_Request_
Your task is to copy each line that has the word "JSON".

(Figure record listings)

┄┄┄┄┄┄┄┄┄┄┄┄┄┄┄┄┄┄┄┄

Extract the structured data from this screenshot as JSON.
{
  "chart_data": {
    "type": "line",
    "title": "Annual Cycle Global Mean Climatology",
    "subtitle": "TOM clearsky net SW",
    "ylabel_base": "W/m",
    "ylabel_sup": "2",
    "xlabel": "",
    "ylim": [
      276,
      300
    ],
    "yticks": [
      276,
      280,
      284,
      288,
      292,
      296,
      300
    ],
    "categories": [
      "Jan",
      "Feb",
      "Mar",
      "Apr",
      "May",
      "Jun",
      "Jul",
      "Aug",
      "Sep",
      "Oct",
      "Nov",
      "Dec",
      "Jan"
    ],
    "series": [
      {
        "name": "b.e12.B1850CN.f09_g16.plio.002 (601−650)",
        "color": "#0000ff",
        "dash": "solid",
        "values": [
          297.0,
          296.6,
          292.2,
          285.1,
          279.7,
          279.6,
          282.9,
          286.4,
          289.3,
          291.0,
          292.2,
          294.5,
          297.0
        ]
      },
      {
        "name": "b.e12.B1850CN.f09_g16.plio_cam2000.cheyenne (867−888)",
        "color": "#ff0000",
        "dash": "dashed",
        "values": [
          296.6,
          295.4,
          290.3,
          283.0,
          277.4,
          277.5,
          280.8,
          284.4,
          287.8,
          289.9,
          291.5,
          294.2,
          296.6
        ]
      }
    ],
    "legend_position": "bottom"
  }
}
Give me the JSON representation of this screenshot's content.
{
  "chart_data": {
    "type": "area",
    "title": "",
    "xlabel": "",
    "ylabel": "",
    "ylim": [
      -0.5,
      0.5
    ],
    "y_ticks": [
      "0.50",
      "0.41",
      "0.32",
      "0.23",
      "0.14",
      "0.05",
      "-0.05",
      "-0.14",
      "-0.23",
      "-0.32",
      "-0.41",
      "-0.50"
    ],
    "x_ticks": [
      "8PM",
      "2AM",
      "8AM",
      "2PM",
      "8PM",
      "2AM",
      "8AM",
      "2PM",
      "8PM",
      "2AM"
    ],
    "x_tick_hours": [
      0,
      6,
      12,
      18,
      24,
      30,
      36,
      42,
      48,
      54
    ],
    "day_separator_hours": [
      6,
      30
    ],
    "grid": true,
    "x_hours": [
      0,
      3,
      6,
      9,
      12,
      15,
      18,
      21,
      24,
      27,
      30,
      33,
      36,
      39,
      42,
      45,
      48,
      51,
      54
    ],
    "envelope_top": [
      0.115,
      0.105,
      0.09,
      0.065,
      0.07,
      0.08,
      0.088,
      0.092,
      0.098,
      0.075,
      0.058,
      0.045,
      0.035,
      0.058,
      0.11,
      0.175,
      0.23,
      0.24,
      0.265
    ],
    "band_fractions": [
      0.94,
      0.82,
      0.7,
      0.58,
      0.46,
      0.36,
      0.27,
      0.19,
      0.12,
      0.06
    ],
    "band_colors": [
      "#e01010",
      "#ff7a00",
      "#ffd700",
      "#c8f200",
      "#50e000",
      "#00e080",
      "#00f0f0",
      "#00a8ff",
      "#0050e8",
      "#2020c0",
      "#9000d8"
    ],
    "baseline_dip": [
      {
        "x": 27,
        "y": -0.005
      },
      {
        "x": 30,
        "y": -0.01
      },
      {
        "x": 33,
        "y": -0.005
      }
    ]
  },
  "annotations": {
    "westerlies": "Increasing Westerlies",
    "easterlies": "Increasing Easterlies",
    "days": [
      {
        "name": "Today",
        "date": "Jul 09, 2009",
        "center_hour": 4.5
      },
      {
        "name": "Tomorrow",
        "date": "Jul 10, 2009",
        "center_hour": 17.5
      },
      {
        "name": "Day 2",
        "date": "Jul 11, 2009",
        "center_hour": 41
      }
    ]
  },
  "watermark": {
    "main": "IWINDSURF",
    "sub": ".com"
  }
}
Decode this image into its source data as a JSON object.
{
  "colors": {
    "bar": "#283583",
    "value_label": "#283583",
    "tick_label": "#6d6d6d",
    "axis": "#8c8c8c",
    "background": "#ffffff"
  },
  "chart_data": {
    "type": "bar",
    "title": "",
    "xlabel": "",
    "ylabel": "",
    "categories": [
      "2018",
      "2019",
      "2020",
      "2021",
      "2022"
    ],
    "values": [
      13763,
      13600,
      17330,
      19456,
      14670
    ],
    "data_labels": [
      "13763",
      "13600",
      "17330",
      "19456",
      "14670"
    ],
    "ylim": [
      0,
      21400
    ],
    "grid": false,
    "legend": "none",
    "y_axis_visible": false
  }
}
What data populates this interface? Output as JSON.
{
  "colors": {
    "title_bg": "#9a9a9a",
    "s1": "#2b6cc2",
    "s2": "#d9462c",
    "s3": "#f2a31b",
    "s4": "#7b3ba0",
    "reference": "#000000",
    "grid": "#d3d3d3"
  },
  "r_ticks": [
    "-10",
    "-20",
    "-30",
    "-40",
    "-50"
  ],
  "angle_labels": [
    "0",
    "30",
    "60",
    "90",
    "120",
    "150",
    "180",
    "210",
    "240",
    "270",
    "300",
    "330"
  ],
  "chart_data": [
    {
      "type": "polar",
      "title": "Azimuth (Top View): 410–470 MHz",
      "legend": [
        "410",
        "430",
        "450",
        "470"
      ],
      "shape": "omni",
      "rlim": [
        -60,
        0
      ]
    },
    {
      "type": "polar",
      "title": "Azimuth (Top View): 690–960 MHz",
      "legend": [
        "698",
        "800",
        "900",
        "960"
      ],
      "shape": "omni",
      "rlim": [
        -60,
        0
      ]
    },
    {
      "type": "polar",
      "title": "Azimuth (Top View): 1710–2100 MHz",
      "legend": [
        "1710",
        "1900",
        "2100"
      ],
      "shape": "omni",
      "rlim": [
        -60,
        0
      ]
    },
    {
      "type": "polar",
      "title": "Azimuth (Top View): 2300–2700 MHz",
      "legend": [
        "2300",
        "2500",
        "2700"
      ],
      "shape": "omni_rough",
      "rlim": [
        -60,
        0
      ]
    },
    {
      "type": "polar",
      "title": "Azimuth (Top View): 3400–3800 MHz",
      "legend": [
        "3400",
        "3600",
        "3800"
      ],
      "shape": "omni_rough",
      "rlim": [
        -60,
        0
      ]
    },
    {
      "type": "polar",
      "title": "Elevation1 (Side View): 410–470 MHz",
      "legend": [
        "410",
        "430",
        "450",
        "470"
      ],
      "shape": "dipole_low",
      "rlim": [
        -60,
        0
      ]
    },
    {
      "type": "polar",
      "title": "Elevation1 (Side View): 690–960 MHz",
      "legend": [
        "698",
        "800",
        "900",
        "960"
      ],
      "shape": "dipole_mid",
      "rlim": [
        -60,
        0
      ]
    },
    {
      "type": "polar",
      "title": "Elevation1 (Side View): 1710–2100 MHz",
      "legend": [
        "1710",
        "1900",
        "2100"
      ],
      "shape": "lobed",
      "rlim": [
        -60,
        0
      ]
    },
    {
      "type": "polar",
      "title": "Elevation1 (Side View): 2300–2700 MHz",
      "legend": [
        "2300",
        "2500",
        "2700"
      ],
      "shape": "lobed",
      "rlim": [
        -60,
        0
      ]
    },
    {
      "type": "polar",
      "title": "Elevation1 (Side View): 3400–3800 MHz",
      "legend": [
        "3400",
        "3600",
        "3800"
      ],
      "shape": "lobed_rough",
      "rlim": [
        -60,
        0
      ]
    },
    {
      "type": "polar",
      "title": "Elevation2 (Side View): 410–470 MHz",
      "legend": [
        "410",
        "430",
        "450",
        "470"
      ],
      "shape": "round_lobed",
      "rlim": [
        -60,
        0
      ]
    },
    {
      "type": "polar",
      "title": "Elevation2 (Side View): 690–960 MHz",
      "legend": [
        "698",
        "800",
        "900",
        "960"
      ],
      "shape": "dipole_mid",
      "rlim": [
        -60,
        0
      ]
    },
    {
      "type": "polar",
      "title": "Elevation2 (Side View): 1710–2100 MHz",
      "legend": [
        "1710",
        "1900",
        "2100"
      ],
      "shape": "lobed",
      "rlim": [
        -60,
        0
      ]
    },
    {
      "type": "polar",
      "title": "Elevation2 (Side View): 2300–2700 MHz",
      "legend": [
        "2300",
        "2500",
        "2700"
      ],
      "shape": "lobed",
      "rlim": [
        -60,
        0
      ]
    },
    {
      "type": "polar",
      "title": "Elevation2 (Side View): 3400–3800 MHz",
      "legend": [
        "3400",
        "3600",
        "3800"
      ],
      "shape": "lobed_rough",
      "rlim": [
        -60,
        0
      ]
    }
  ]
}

┄┄┄┄┄┄┄┄┄┄┄┄┄┄┄┄┄┄┄┄

_Finished exercise_
Extract the structured data from this screenshot as JSON.
Give me the JSON representation of this screenshot's content.
Decode this image into its source data as a JSON object.
What data populates this interface? Output as JSON.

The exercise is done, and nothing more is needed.